▶ Ejercicios propuestos:
(1) Del texto sobre el Tribunal Constitucional y el Banco Central, reproduce tal cual el fragmento que empieza en las palabras "El Tribunal Constitucional" y termina tras "cobra máxima relevancia.".
(2) Según el texto sobre el Tribunal Constitucional y el Banco Central, ¿qué perfiles incluye buena parte de los últimos nombramientos del TC? Enuméralos todos.

"TC y BC: Más diferencias que solo una letra" - Diego Pardow

El Tribunal Constitucional (TC) está en el centro de la polémica. Como involuntariamente lo recordó Jacqueline van Rysselberghe, un aspecto de la discusión es que el TC se comporta de manera predecible según la mayoría política que lo domine. En este sentido, actúa como una "tercera Cámara", pero una donde sus miembros carecen de legitimidad democrática. En un tribunal que imparte justicia, la legitimidad democrática es irrelevante. Sin embargo, cuando una institución pública interviene en política, su déficit democrático cobra máxima relevancia.

Quizás la mejor manera de ilustrar el punto sea mirando al Banco Central (BC). Comparemos, en particular, cómo se nombra a sus miembros y la forma en que tratan su déficit democrático.

Tanto en el TC como en el BC existe un diseño institucional que intencionalmente busca limitar la influencia del Gobierno. Para ello, en los nombramientos de todos los consejeros del BC y muchos de los ministros del TC, el Congreso confirma o rechaza una propuesta del Poder Ejecutivo.

Sin embargo, el proceso de nombramiento no es idéntico. Un detalle hace toda la diferencia. Mientras los nombramientos del TC se votan en parejas, los consejeros del BC se renuevan uno a uno. En este contexto, la mejor estrategia para un gobierno que busca aprobar a un consejero es convencer a sus rivales políticos en el Congreso proponiendo un candidato técnicamente sólido y políticamente moderado. Al contrario, cuando los nombramientos se hacen en parejas, la mejor estrategia es que cada coalición elija a su propio candidato. Eso induce a que en los candidatos que se nombran por parejas prevalezca su posición política o ideológica, mientras que su capacidad profesional pase a segundo plano.

Todos los consejeros del BC han sido académicos de prestigio o profesionales con una reconocida trayectoria, de manera que la posición política de cada consejero ha importado poco al momento de confirmar su nombramiento. Desgraciadamente, en el caso del TC, la posición política pareciera ser lo más relevante a la hora de elegir a sus miembros. Durante el último nombramiento confirmado ante el Congreso, era un rumor generalizado que cada coalición quería personas con "domicilio político" conocido, en lugar de académicos.

Con el tiempo, estas diferencias transforman la cultura y afectan el comportamiento institucional. Como la posición política de los consejeros del BC pasa a segundo plano, ello genera una institución consciente de su falta de legitimidad democrática, preocupada por la transparencia, la profundidad técnica de sus decisiones y la rendición de cuentas a la sociedad. El BC busca deliberadamente compensar su déficit democrático con estas medidas.

En el caso del TC, buena parte de sus últimos nombramientos incluyen a ex asesores presidenciales, ex diputados o abogados sin mayor experiencia previa en temas constitucionales. Pero además no parece existir conciencia de su inherente déficit democrático.

▶ Datos registrados:
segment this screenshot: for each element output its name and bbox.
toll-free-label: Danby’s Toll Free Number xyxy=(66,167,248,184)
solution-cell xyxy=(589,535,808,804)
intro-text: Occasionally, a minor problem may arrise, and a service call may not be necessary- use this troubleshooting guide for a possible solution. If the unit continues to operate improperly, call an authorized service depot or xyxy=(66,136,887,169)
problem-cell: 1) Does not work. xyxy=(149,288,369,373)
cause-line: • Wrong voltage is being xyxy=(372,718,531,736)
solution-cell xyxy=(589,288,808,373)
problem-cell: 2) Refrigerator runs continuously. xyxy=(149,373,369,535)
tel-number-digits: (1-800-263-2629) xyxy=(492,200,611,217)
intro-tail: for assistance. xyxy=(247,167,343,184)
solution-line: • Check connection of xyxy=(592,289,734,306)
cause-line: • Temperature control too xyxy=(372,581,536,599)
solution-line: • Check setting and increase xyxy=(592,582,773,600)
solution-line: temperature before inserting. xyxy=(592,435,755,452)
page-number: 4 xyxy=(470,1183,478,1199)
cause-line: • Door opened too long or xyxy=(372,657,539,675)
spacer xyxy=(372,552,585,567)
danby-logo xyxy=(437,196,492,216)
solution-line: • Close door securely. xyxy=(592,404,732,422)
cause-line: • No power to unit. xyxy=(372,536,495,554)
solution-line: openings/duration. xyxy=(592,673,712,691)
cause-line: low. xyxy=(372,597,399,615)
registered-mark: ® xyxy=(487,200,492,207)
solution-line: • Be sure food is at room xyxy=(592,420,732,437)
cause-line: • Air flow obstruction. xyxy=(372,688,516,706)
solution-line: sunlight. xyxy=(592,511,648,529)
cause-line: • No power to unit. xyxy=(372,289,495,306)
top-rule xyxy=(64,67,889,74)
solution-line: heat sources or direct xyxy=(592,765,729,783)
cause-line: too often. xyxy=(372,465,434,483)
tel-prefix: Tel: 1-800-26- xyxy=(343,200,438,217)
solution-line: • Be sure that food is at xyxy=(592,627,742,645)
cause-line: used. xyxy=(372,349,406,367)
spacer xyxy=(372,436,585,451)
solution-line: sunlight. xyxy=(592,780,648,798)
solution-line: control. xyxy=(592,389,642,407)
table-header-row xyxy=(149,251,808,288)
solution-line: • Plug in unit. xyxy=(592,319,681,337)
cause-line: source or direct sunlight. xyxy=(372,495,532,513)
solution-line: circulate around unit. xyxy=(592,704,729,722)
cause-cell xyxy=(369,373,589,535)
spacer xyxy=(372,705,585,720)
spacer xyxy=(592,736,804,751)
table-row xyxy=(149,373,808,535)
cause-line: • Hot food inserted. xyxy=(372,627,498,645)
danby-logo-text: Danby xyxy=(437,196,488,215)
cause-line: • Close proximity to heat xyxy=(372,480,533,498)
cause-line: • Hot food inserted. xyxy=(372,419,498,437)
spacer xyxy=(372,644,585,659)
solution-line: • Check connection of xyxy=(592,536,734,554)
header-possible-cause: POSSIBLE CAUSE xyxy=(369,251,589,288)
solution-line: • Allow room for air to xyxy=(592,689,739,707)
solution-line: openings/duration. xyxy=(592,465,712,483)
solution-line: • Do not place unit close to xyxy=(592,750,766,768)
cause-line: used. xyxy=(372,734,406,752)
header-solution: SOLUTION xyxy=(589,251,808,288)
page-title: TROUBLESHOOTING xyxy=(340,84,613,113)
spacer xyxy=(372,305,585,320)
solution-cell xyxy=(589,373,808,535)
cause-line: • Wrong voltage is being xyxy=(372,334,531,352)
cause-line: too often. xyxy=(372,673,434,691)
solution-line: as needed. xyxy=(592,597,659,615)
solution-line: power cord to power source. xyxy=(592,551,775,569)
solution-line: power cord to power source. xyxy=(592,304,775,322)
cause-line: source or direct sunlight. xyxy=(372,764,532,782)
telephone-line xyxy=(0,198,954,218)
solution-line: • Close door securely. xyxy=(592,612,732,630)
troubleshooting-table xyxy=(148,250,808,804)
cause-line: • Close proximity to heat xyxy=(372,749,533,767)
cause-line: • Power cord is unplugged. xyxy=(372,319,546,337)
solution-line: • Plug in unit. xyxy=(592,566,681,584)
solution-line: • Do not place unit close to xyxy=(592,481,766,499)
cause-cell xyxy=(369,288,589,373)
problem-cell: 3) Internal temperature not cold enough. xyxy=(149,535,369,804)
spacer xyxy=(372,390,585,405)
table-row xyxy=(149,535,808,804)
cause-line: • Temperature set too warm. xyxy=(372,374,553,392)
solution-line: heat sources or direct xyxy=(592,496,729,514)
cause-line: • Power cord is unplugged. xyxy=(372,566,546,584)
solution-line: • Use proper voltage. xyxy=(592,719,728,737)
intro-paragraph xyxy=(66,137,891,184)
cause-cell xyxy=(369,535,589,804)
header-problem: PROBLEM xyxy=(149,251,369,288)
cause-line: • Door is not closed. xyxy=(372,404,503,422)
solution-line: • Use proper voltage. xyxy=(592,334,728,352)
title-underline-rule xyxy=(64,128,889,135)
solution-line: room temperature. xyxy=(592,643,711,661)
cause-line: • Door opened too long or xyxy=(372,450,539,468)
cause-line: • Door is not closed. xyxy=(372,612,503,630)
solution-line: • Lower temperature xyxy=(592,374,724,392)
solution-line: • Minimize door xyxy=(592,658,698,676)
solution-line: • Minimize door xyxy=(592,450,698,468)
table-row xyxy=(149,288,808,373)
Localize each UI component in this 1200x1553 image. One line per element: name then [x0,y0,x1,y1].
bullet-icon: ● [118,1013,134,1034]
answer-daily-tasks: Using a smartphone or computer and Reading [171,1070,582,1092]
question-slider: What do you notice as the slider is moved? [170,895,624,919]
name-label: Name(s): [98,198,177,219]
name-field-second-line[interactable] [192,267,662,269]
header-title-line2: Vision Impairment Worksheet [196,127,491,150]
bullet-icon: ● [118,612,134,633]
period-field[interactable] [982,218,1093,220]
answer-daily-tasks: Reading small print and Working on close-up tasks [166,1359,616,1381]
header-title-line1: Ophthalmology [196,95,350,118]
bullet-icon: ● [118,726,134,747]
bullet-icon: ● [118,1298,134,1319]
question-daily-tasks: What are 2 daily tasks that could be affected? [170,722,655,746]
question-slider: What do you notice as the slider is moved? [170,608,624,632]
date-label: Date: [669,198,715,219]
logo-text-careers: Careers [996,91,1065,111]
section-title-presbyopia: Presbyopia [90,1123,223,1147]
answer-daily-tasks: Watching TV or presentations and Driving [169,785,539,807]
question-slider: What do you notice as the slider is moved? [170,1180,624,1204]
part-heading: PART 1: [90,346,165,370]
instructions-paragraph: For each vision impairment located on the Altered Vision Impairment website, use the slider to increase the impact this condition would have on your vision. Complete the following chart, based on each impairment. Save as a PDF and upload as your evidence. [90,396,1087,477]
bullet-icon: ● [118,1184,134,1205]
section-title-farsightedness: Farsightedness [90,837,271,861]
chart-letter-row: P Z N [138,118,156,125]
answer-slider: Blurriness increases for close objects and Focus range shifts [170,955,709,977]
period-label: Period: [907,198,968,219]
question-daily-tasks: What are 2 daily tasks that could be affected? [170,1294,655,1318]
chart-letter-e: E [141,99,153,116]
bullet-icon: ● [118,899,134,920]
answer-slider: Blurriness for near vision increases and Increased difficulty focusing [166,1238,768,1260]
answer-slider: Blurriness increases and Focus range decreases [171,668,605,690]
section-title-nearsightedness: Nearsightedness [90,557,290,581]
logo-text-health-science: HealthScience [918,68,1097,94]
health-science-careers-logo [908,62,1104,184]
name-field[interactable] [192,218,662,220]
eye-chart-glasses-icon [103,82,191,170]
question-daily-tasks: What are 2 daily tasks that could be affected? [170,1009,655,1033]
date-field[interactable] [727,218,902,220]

▶ Respuestas por ejercicio:
(1)
El Tribunal Constitucional (TC) está en el centro de la polémica. Como involuntariamente lo recordó Jacqueline van Rysselberghe, un aspecto de la discusión es que el TC se comporta de manera predecible según la mayoría política que lo domine. En este sentido, actúa como una "tercera Cámara", pero una donde sus miembros carecen de legitimidad democrática. En un tribunal que imparte justicia, la legitimidad democrática es irrelevante. Sin embargo, cuando una institución pública interviene en política, su déficit democrático cobra máxima relevancia.

(2)
- Ex asesores presidenciales
- Ex diputados
- Abogados sin mayor experiencia previa en temas constitucionales